Problem description: From the line containing "Convert this screenshot" through the last line of the material, copy every line exactly, both ends inclusive; do not copy pictures.

Data:
§ §

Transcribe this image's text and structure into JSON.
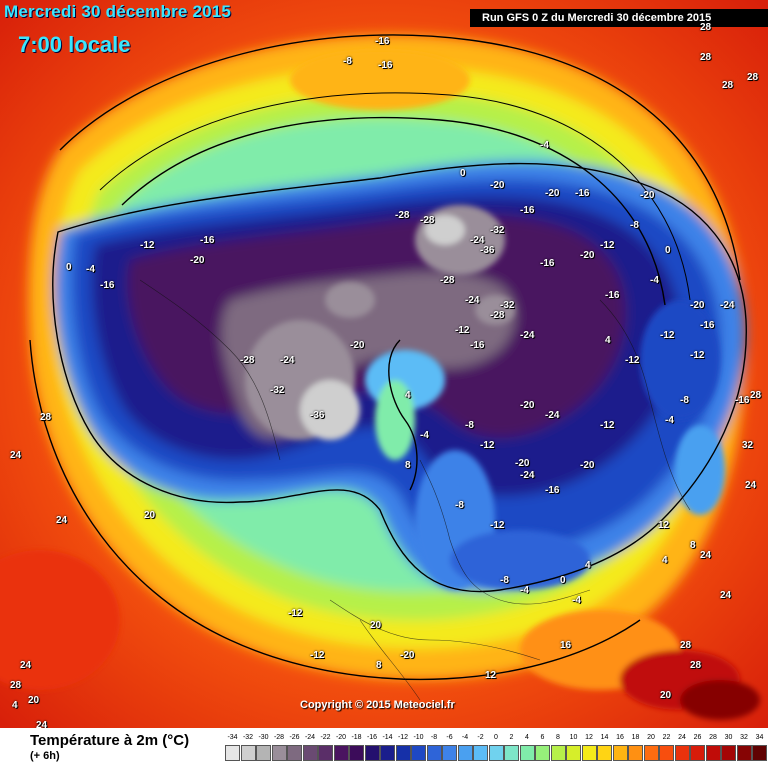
{
  "header": {
    "date_title": "Mercredi 30 décembre 2015",
    "time_title": "7:00 locale",
    "run_info": "Run GFS 0 Z du Mercredi 30 décembre 2015"
  },
  "copyright": "Copyright © 2015 Meteociel.fr",
  "legend": {
    "title": "Température à 2m (°C)",
    "subtitle": "(+ 6h)",
    "ticks": [
      "-34",
      "-32",
      "-30",
      "-28",
      "-26",
      "-24",
      "-22",
      "-20",
      "-18",
      "-16",
      "-14",
      "-12",
      "-10",
      "-8",
      "-6",
      "-4",
      "-2",
      "0",
      "2",
      "4",
      "6",
      "8",
      "10",
      "12",
      "14",
      "16",
      "18",
      "20",
      "22",
      "24",
      "26",
      "28",
      "30",
      "32",
      "34"
    ],
    "colors": [
      "#e6e6e6",
      "#cfcfcf",
      "#b4b4b4",
      "#9a8e9a",
      "#7e6a80",
      "#6a4a72",
      "#5a2e68",
      "#4a1460",
      "#3c0c5a",
      "#24106e",
      "#1a1e8c",
      "#1630a8",
      "#1e48c4",
      "#2e64d8",
      "#3e82e8",
      "#4aa0f0",
      "#5cbcf6",
      "#70d2ee",
      "#7ee6c8",
      "#80ecaa",
      "#96f07a",
      "#b6f04a",
      "#d6ee2a",
      "#f4ea1a",
      "#ffd414",
      "#ffb412",
      "#ff9012",
      "#ff6c10",
      "#f84e0e",
      "#ea320c",
      "#d81c0a",
      "#c00c08",
      "#a40606",
      "#860404",
      "#600202"
    ]
  },
  "map_labels": [
    {
      "t": "-16"
    },
    {
      "t": "-8"
    },
    {
      "t": "-16"
    },
    {
      "t": "28"
    },
    {
      "t": "28"
    },
    {
      "t": "28"
    },
    {
      "t": "28"
    },
    {
      "t": "-20"
    },
    {
      "t": "-16"
    },
    {
      "t": "-4"
    },
    {
      "t": "0"
    },
    {
      "t": "-20"
    },
    {
      "t": "-16"
    },
    {
      "t": "-16"
    },
    {
      "t": "-28"
    },
    {
      "t": "-28"
    },
    {
      "t": "-24"
    },
    {
      "t": "-32"
    },
    {
      "t": "-28"
    },
    {
      "t": "-24"
    },
    {
      "t": "-36"
    },
    {
      "t": "-32"
    },
    {
      "t": "-24"
    },
    {
      "t": "-28"
    },
    {
      "t": "-12"
    },
    {
      "t": "-16"
    },
    {
      "t": "-12"
    },
    {
      "t": "-20"
    },
    {
      "t": "-16"
    },
    {
      "t": "-20"
    },
    {
      "t": "-24"
    },
    {
      "t": "-12"
    },
    {
      "t": "-20"
    },
    {
      "t": "-4"
    },
    {
      "t": "-8"
    },
    {
      "t": "-12"
    },
    {
      "t": "-16"
    },
    {
      "t": "-20"
    },
    {
      "t": "-24"
    },
    {
      "t": "-16"
    },
    {
      "t": "-8"
    },
    {
      "t": "-12"
    },
    {
      "t": "-4"
    },
    {
      "t": "4"
    },
    {
      "t": "-8"
    },
    {
      "t": "8"
    },
    {
      "t": "-12"
    },
    {
      "t": "-8"
    },
    {
      "t": "-4"
    },
    {
      "t": "0"
    },
    {
      "t": "4"
    },
    {
      "t": "-4"
    },
    {
      "t": "12"
    },
    {
      "t": "8"
    },
    {
      "t": "4"
    },
    {
      "t": "16"
    },
    {
      "t": "12"
    },
    {
      "t": "24"
    },
    {
      "t": "24"
    },
    {
      "t": "28"
    },
    {
      "t": "24"
    },
    {
      "t": "20"
    },
    {
      "t": "28"
    },
    {
      "t": "-12"
    },
    {
      "t": "-12"
    },
    {
      "t": "20"
    },
    {
      "t": "-20"
    },
    {
      "t": "-12"
    },
    {
      "t": "-16"
    },
    {
      "t": "-4"
    },
    {
      "t": "-16"
    },
    {
      "t": "0"
    },
    {
      "t": "-28"
    },
    {
      "t": "-32"
    },
    {
      "t": "-24"
    },
    {
      "t": "-36"
    },
    {
      "t": "-20"
    },
    {
      "t": "24"
    },
    {
      "t": "28"
    },
    {
      "t": "24"
    },
    {
      "t": "32"
    },
    {
      "t": "28"
    },
    {
      "t": "-20"
    },
    {
      "t": "-12"
    },
    {
      "t": "-24"
    },
    {
      "t": "-20"
    },
    {
      "t": "-8"
    },
    {
      "t": "-4"
    },
    {
      "t": "0"
    },
    {
      "t": "4"
    },
    {
      "t": "-12"
    },
    {
      "t": "-16"
    },
    {
      "t": "-20"
    },
    {
      "t": "8"
    },
    {
      "t": "4"
    },
    {
      "t": "20"
    },
    {
      "t": "24"
    },
    {
      "t": "28"
    },
    {
      "t": "24"
    },
    {
      "t": "20"
    },
    {
      "t": "16"
    }
  ]
}
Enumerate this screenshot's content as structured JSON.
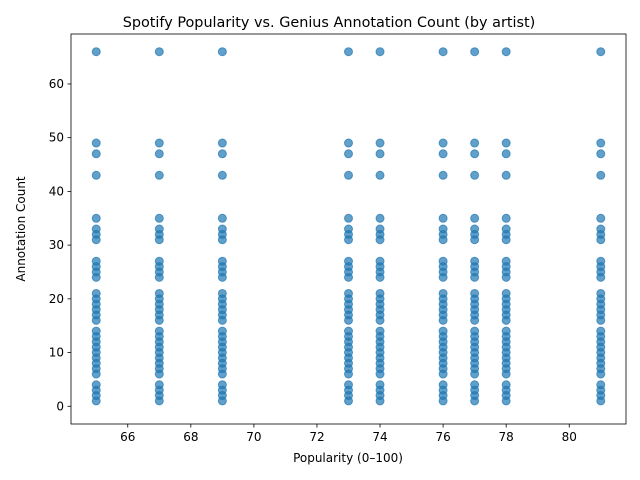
{
  "chart_data": {
    "type": "scatter",
    "title": "Spotify Popularity vs. Genius Annotation Count (by artist)",
    "xlabel": "Popularity (0–100)",
    "ylabel": "Annotation Count",
    "xlim": [
      64.2,
      81.8
    ],
    "ylim": [
      -3.3,
      69.3
    ],
    "xticks": [
      66,
      68,
      70,
      72,
      74,
      76,
      78,
      80
    ],
    "yticks": [
      0,
      10,
      20,
      30,
      40,
      50,
      60
    ],
    "grid": false,
    "legend": "none",
    "marker_color": "#1f77b4",
    "marker_alpha": 0.7,
    "series": [
      {
        "x": 65,
        "y": [
          1,
          2,
          3,
          4,
          6,
          7,
          8,
          9,
          10,
          11,
          12,
          13,
          14,
          16,
          17,
          18,
          19,
          20,
          21,
          24,
          25,
          26,
          27,
          31,
          32,
          33,
          35,
          43,
          47,
          49,
          66
        ]
      },
      {
        "x": 67,
        "y": [
          1,
          2,
          3,
          4,
          6,
          7,
          8,
          9,
          10,
          11,
          12,
          13,
          14,
          16,
          17,
          18,
          19,
          20,
          21,
          24,
          25,
          26,
          27,
          31,
          32,
          33,
          35,
          43,
          47,
          49,
          66
        ]
      },
      {
        "x": 69,
        "y": [
          1,
          2,
          3,
          4,
          6,
          7,
          8,
          9,
          10,
          11,
          12,
          13,
          14,
          16,
          17,
          18,
          19,
          20,
          21,
          24,
          25,
          26,
          27,
          31,
          32,
          33,
          35,
          43,
          47,
          49,
          66
        ]
      },
      {
        "x": 73,
        "y": [
          1,
          2,
          3,
          4,
          6,
          7,
          8,
          9,
          10,
          11,
          12,
          13,
          14,
          16,
          17,
          18,
          19,
          20,
          21,
          24,
          25,
          26,
          27,
          31,
          32,
          33,
          35,
          43,
          47,
          49,
          66
        ]
      },
      {
        "x": 74,
        "y": [
          1,
          2,
          3,
          4,
          6,
          7,
          8,
          9,
          10,
          11,
          12,
          13,
          14,
          16,
          17,
          18,
          19,
          20,
          21,
          24,
          25,
          26,
          27,
          31,
          32,
          33,
          35,
          43,
          47,
          49,
          66
        ]
      },
      {
        "x": 76,
        "y": [
          1,
          2,
          3,
          4,
          6,
          7,
          8,
          9,
          10,
          11,
          12,
          13,
          14,
          16,
          17,
          18,
          19,
          20,
          21,
          24,
          25,
          26,
          27,
          31,
          32,
          33,
          35,
          43,
          47,
          49,
          66
        ]
      },
      {
        "x": 77,
        "y": [
          1,
          2,
          3,
          4,
          6,
          7,
          8,
          9,
          10,
          11,
          12,
          13,
          14,
          16,
          17,
          18,
          19,
          20,
          21,
          24,
          25,
          26,
          27,
          31,
          32,
          33,
          35,
          43,
          47,
          49,
          66
        ]
      },
      {
        "x": 78,
        "y": [
          1,
          2,
          3,
          4,
          6,
          7,
          8,
          9,
          10,
          11,
          12,
          13,
          14,
          16,
          17,
          18,
          19,
          20,
          21,
          24,
          25,
          26,
          27,
          31,
          32,
          33,
          35,
          43,
          47,
          49,
          66
        ]
      },
      {
        "x": 81,
        "y": [
          1,
          2,
          3,
          4,
          6,
          7,
          8,
          9,
          10,
          11,
          12,
          13,
          14,
          16,
          17,
          18,
          19,
          20,
          21,
          24,
          25,
          26,
          27,
          31,
          32,
          33,
          35,
          43,
          47,
          49,
          66
        ]
      }
    ]
  }
}
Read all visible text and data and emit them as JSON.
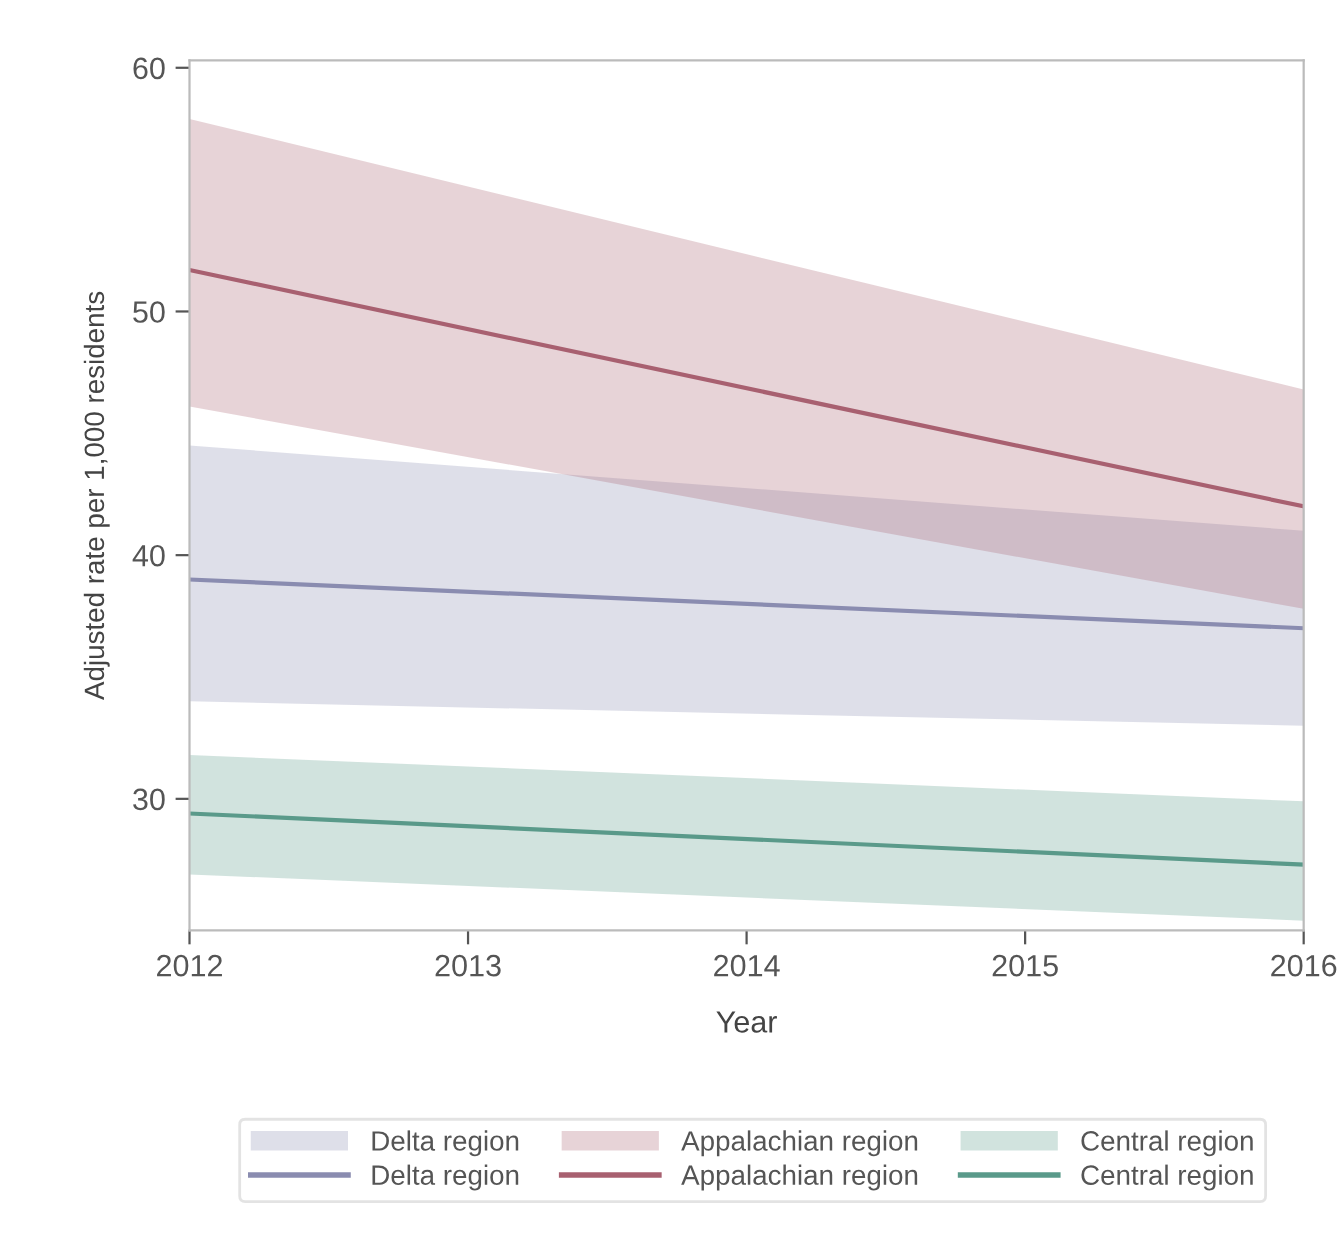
{
  "chart_data": {
    "type": "line",
    "xlabel": "Year",
    "ylabel": "Adjusted rate per 1,000 residents",
    "x": [
      2012,
      2016
    ],
    "series": [
      {
        "name": "Delta region",
        "color": "#8a8cb0",
        "values": [
          39.0,
          37.0
        ],
        "lower": [
          34.0,
          33.0
        ],
        "upper": [
          44.5,
          41.0
        ]
      },
      {
        "name": "Appalachian region",
        "color": "#a86070",
        "values": [
          51.7,
          42.0
        ],
        "lower": [
          46.1,
          37.8
        ],
        "upper": [
          57.9,
          46.8
        ]
      },
      {
        "name": "Central region",
        "color": "#5a9a8a",
        "values": [
          29.4,
          27.3
        ],
        "lower": [
          26.9,
          25.0
        ],
        "upper": [
          31.8,
          29.9
        ]
      }
    ],
    "xlim": [
      2012,
      2016
    ],
    "xticks": [
      2012,
      2013,
      2014,
      2015,
      2016
    ],
    "ylim": [
      24.6,
      60.3
    ],
    "yticks": [
      30,
      40,
      50,
      60
    ],
    "grid": false,
    "legend": "bottom",
    "marker": "none",
    "line_style": "solid"
  }
}
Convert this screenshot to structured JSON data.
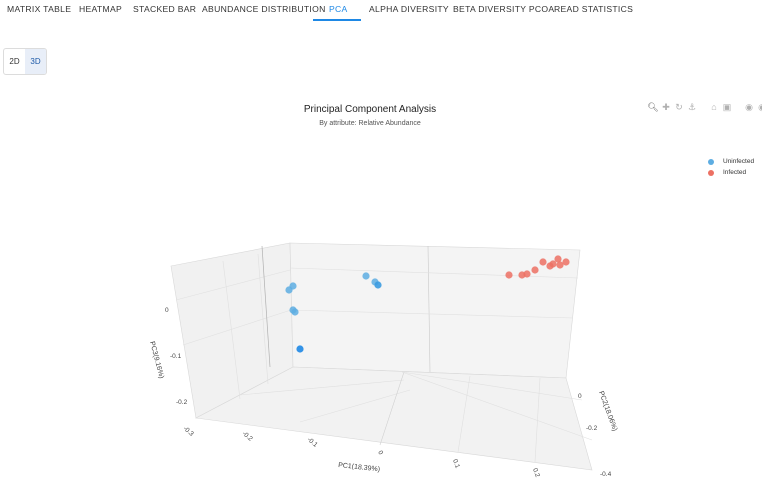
{
  "tabs": [
    {
      "label": "MATRIX TABLE"
    },
    {
      "label": "HEATMAP"
    },
    {
      "label": "STACKED BAR"
    },
    {
      "label": "ABUNDANCE DISTRIBUTION"
    },
    {
      "label": "PCA"
    },
    {
      "label": "ALPHA DIVERSITY"
    },
    {
      "label": "BETA DIVERSITY PCOA"
    },
    {
      "label": "READ STATISTICS"
    }
  ],
  "active_tab": "PCA",
  "view_toggle": {
    "option_2d": "2D",
    "option_3d": "3D",
    "selected": "3D"
  },
  "modebar": [
    "zoom-icon",
    "pan-icon",
    "orbit-icon",
    "turntable-icon",
    "home-icon",
    "camera-icon",
    "plotly-logo-icon",
    "info-icon"
  ],
  "colors": {
    "accent": "#1e88e5",
    "uninfected": "#5dade2",
    "infected": "#ec7063"
  },
  "chart_data": {
    "type": "scatter3d",
    "title": "Principal Component Analysis",
    "subtitle": "By attribute: Relative Abundance",
    "legend_position": "top-right",
    "xaxis": {
      "title": "PC1(18.39%)",
      "ticks": [
        "-0.3",
        "-0.2",
        "-0.1",
        "0",
        "0.1",
        "0.2"
      ]
    },
    "yaxis": {
      "title": "PC2(18.06%)",
      "ticks": [
        "0",
        "-0.2",
        "-0.4"
      ]
    },
    "zaxis": {
      "title": "PC3(9.16%)",
      "ticks": [
        "0",
        "-0.1",
        "-0.2"
      ]
    },
    "series": [
      {
        "name": "Uninfected",
        "color": "#5dade2",
        "point_count": 8
      },
      {
        "name": "Infected",
        "color": "#ec7063",
        "point_count": 10
      }
    ]
  }
}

§ §

Exercise result:
Convert this screenshot to structured JSON data.
{
  "tabs": [
    {
      "label": "MATRIX TABLE"
    },
    {
      "label": "HEATMAP"
    },
    {
      "label": "STACKED BAR"
    },
    {
      "label": "ABUNDANCE DISTRIBUTION"
    },
    {
      "label": "PCA"
    },
    {
      "label": "ALPHA DIVERSITY"
    },
    {
      "label": "BETA DIVERSITY PCOA"
    },
    {
      "label": "READ STATISTICS"
    }
  ],
  "active_tab": "PCA",
  "view_toggle": {
    "option_2d": "2D",
    "option_3d": "3D",
    "selected": "3D"
  },
  "modebar": [
    "zoom-icon",
    "pan-icon",
    "orbit-icon",
    "turntable-icon",
    "home-icon",
    "camera-icon",
    "plotly-logo-icon",
    "info-icon"
  ],
  "colors": {
    "accent": "#1e88e5",
    "uninfected": "#5dade2",
    "infected": "#ec7063"
  },
  "chart_data": {
    "type": "scatter3d",
    "title": "Principal Component Analysis",
    "subtitle": "By attribute: Relative Abundance",
    "legend_position": "top-right",
    "xaxis": {
      "title": "PC1(18.39%)",
      "ticks": [
        "-0.3",
        "-0.2",
        "-0.1",
        "0",
        "0.1",
        "0.2"
      ]
    },
    "yaxis": {
      "title": "PC2(18.06%)",
      "ticks": [
        "0",
        "-0.2",
        "-0.4"
      ]
    },
    "zaxis": {
      "title": "PC3(9.16%)",
      "ticks": [
        "0",
        "-0.1",
        "-0.2"
      ]
    },
    "series": [
      {
        "name": "Uninfected",
        "color": "#5dade2",
        "point_count": 8
      },
      {
        "name": "Infected",
        "color": "#ec7063",
        "point_count": 10
      }
    ]
  }
}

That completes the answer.